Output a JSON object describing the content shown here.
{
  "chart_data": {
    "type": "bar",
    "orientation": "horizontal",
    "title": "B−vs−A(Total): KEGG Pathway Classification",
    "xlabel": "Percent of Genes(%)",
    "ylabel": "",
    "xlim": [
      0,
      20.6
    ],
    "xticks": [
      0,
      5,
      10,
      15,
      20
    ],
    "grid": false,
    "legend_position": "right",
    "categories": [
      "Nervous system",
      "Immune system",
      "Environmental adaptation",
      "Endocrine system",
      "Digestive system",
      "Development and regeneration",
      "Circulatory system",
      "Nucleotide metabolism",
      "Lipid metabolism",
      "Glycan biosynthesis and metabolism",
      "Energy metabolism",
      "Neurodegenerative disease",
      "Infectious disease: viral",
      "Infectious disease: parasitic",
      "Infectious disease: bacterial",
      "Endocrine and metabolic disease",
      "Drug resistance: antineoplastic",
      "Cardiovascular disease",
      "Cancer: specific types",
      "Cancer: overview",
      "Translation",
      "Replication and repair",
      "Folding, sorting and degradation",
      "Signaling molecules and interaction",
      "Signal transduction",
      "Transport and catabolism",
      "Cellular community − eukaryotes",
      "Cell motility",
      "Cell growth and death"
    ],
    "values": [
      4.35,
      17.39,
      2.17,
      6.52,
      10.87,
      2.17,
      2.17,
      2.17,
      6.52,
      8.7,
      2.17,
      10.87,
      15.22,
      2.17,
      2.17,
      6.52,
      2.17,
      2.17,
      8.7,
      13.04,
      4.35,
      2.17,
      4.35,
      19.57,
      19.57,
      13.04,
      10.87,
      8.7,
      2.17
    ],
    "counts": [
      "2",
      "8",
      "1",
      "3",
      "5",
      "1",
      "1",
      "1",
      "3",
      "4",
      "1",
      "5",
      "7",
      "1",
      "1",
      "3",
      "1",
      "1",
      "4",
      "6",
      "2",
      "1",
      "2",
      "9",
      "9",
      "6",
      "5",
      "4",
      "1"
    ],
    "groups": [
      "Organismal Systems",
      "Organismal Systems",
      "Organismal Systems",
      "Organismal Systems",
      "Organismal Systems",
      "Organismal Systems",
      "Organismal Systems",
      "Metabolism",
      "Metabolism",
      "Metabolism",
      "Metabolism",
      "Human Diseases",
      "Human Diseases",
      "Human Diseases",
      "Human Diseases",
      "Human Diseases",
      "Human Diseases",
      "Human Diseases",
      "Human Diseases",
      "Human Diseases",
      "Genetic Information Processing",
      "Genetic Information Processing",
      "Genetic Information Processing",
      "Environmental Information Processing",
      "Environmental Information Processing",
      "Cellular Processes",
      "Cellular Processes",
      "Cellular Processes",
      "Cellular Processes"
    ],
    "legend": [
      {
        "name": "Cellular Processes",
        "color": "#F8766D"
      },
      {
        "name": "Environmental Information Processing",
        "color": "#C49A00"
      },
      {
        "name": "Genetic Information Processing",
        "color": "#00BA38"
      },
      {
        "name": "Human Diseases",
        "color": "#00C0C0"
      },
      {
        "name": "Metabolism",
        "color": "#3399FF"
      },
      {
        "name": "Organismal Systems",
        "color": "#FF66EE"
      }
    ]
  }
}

> _Your goal_
Reply with nothing except the number of lines in the listing above that include "Cancer".

> _Task response_
2